====== TEXT ======
Trust: once broken, it’s hard to restore
The relationship between Armenians and Azerbaijanis was not always marked by hostility. For a significant part of history, these two peoples lived in a state of friendship, often sharing familial ties. These friendly relations persisted during the period of the Soviet Union, serving as a testament to their shared past of coexistence.
A similar situation existed in the former Nagorno-Karabakh Autonomous Oblast (NKAO) and surrounding regions of Azerbaijan, including the Kalbajar region where my family lived until 1993, when the region was occupied by Armenia. Despite the fact that the Armenian population in the region was less than 1 percent of the total population during the Soviet era, local Azerbaijanis maintained amicable relations with the Armenians. I remember my parents recounting stories of how the Armenian craftsmen were highly regarded among the Kalbajaris, who frequently invited them to construct their homes and other structures.
These historically-rooted connections were the primary factors that led Azerbaijanis to be caught off guard by the Armenian nationalists who, first in 1987-1988, advanced a territorial claim to NKAO and then in 1992 launched a full-scale war to invade Azerbaijani territories. Indeed, most of Azerbaijanis in Karabakh and surrounding regions, including my parents in the Bashlibel village of Kalbajar, were not prepared to the Armenian assaults.
======
TO BE DONE:
a: In the text on Armenian-Azerbaijani relations, restate the passage from "Trust: once broken, it’s" to "past of coexistence.", swapping "friendship" for "harmony".
b: Per the text on Armenian-Azerbaijani relations, until what year did the writer's family live in the Kalbajar region?
====== STORED ROWS ======
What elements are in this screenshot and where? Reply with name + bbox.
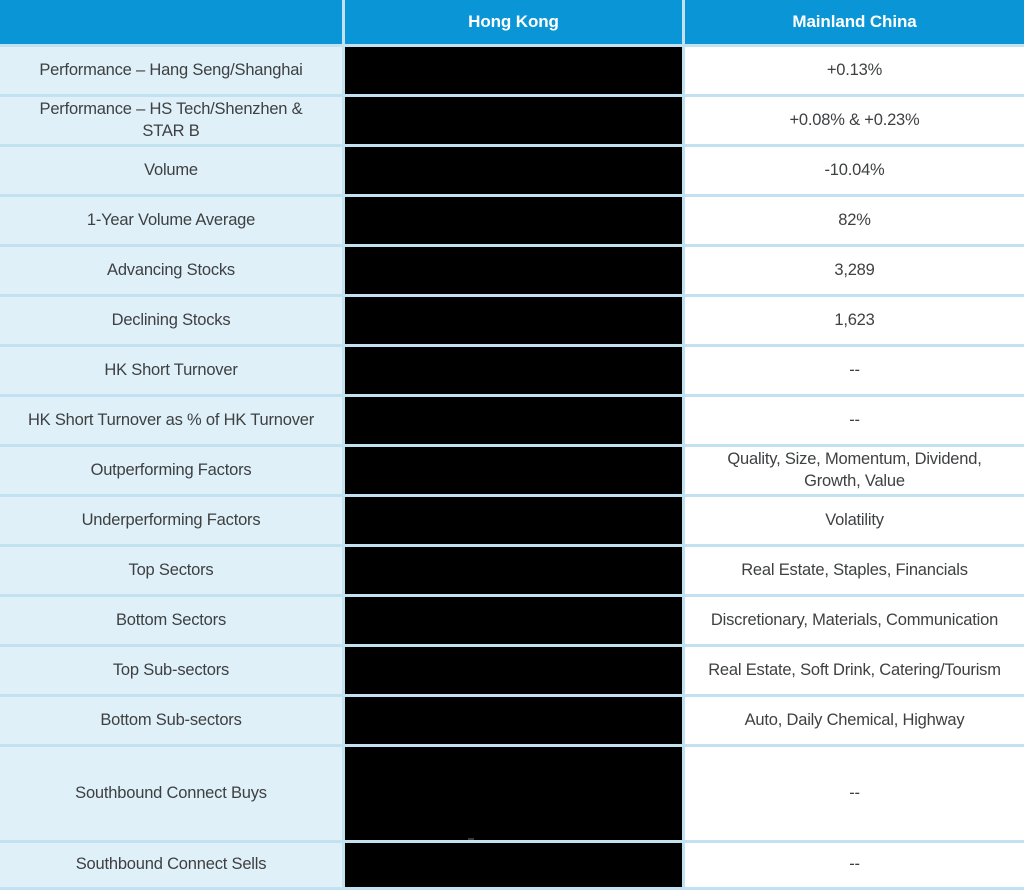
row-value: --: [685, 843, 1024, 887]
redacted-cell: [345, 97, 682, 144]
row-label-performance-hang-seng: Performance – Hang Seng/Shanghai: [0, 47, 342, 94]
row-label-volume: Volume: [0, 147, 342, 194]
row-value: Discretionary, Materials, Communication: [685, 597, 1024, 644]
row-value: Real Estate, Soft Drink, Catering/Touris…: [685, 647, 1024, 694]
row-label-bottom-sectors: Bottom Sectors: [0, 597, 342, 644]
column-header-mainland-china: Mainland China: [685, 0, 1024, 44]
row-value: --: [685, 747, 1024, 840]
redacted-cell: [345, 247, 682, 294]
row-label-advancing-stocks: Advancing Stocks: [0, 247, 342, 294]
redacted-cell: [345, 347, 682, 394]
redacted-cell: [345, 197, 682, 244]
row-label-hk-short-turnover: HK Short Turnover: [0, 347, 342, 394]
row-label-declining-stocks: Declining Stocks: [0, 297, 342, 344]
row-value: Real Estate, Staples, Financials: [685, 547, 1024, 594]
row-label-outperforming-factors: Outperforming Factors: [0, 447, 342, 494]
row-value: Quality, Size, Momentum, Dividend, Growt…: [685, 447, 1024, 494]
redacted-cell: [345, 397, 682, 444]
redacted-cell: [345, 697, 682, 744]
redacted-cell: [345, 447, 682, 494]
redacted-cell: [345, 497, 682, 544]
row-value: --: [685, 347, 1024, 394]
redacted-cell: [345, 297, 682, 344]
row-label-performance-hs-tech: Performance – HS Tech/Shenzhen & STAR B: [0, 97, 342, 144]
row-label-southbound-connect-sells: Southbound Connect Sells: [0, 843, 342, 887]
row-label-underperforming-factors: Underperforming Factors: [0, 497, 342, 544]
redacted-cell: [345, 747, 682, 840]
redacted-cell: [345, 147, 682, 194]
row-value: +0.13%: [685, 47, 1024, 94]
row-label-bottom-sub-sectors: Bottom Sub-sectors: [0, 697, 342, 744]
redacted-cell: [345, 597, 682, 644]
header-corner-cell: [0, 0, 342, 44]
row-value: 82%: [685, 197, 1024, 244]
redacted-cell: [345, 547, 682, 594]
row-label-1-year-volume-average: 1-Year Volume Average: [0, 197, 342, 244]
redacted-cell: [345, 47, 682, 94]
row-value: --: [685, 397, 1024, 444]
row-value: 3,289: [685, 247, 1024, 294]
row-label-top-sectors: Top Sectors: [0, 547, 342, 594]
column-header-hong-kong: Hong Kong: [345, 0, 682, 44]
======
SOLUTIONS:
a:
Trust: once broken, it’s hard to restore
The relationship between Armenians and Azerbaijanis was not always marked by hostility. For a significant part of history, these two peoples lived in a state of harmony, often sharing familial ties. These friendly relations persisted during the period of the Soviet Union, serving as a testament to their shared past of coexistence.

b: Until 1993.